*What needs to be done:* Comb the records below for the string "page" and copy each line where it turns up.

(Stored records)
⟨

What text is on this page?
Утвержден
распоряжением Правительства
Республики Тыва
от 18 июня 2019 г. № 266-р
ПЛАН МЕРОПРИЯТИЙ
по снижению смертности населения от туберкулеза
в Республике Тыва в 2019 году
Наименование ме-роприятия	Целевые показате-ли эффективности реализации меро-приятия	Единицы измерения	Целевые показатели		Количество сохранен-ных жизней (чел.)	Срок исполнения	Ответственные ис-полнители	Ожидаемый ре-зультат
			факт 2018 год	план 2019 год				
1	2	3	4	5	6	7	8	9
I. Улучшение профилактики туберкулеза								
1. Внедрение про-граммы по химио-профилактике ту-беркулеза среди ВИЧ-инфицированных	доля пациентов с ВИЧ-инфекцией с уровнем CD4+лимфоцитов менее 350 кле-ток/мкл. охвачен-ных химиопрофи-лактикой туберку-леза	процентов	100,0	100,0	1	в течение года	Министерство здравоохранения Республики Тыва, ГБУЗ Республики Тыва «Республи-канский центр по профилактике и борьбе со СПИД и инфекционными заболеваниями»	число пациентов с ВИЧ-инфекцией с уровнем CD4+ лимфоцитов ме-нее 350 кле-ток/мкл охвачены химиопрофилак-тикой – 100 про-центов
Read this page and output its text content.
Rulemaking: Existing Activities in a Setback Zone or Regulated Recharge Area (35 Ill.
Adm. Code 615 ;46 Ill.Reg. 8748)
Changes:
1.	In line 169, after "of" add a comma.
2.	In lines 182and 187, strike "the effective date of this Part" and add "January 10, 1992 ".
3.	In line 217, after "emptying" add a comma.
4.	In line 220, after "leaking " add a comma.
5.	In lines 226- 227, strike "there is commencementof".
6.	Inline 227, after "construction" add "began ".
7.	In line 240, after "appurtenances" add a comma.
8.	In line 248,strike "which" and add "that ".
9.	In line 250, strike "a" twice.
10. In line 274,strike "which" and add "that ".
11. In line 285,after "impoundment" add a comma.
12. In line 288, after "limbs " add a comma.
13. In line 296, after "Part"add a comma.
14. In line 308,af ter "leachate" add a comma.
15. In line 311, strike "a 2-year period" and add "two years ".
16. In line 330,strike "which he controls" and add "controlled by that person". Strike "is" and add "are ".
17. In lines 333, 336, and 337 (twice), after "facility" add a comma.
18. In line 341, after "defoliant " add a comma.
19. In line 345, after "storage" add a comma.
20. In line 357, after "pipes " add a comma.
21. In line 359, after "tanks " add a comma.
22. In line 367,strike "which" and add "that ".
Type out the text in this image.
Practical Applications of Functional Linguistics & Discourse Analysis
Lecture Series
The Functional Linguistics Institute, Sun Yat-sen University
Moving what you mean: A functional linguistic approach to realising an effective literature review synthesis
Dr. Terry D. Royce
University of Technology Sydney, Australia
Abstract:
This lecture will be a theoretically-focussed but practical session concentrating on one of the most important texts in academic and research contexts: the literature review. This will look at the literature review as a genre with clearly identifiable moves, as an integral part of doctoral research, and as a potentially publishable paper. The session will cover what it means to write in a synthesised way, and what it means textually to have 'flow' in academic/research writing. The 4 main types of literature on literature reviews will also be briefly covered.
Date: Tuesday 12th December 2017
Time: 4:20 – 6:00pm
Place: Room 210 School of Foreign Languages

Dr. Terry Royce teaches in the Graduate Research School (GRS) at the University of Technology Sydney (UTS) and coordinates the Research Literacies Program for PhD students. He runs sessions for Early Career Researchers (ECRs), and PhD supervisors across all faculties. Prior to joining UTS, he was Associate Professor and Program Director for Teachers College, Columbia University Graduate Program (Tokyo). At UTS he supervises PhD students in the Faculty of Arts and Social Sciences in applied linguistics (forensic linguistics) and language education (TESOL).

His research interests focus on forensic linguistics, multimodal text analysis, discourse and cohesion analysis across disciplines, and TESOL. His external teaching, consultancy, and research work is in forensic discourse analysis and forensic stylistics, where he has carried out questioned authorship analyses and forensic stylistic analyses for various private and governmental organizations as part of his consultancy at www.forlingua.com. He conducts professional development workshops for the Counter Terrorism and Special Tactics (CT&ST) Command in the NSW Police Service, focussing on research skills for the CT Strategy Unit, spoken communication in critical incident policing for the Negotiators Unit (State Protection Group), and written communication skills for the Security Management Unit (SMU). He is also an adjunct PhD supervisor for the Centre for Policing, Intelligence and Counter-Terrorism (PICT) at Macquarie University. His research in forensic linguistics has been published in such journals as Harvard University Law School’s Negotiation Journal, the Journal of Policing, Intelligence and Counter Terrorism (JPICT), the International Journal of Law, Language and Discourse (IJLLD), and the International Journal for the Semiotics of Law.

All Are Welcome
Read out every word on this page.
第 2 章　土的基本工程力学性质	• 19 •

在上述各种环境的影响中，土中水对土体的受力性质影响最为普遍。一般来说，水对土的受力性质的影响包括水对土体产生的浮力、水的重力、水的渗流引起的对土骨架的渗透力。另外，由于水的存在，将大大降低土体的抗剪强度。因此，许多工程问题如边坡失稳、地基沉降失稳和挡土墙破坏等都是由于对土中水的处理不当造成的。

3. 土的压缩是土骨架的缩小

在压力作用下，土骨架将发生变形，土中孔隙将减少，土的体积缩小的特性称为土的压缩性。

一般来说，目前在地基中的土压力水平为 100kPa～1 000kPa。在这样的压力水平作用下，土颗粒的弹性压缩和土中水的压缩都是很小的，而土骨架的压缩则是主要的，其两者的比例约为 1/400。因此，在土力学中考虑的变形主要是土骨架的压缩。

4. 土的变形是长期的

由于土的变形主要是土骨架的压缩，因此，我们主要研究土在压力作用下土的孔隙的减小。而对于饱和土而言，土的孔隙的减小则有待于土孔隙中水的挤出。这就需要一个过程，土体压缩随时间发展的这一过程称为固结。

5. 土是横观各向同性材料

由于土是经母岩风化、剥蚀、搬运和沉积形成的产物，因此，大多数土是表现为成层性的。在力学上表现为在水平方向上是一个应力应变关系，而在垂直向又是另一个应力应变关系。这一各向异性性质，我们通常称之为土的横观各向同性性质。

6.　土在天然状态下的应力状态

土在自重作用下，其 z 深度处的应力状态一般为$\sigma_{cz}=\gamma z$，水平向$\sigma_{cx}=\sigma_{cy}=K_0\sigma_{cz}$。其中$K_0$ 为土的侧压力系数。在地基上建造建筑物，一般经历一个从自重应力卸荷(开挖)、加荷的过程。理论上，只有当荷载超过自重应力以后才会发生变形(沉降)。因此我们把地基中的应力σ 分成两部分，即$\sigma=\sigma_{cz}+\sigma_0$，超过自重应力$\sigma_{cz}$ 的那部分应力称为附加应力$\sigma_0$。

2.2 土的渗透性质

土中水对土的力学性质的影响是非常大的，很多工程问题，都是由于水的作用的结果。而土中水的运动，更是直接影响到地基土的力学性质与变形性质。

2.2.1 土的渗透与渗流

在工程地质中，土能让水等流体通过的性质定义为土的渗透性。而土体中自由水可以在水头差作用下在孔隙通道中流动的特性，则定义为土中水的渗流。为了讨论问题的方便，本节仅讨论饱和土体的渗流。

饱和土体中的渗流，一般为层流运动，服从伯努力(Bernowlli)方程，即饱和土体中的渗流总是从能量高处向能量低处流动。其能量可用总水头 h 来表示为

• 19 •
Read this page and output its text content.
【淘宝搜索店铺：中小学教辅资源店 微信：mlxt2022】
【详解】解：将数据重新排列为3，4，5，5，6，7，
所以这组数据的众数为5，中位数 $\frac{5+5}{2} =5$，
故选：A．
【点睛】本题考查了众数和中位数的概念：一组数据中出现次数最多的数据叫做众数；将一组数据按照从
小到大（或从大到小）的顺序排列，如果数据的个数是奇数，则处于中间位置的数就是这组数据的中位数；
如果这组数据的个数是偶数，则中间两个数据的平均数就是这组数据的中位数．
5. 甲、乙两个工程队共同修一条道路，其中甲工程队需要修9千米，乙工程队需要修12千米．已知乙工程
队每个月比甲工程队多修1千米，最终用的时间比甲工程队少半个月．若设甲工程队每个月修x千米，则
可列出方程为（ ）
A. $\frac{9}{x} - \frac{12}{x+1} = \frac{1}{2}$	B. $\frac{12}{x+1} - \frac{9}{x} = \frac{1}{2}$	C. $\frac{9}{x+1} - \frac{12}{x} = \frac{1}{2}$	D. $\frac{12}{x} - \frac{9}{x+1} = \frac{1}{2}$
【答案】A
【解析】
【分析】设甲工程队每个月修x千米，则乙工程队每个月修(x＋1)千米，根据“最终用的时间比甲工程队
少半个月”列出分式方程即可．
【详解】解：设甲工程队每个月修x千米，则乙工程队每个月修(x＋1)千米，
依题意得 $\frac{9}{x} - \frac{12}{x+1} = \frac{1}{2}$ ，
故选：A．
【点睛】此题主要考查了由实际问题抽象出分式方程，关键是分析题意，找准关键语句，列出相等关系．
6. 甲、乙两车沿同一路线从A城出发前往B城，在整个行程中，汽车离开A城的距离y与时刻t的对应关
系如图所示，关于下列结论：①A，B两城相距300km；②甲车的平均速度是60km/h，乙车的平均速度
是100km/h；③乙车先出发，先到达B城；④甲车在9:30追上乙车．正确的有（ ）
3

⟩

*Completed exercise:*
What text is on this page?
Read this page and output its text content.
Read out every word on this page.
Read this page and output its text content.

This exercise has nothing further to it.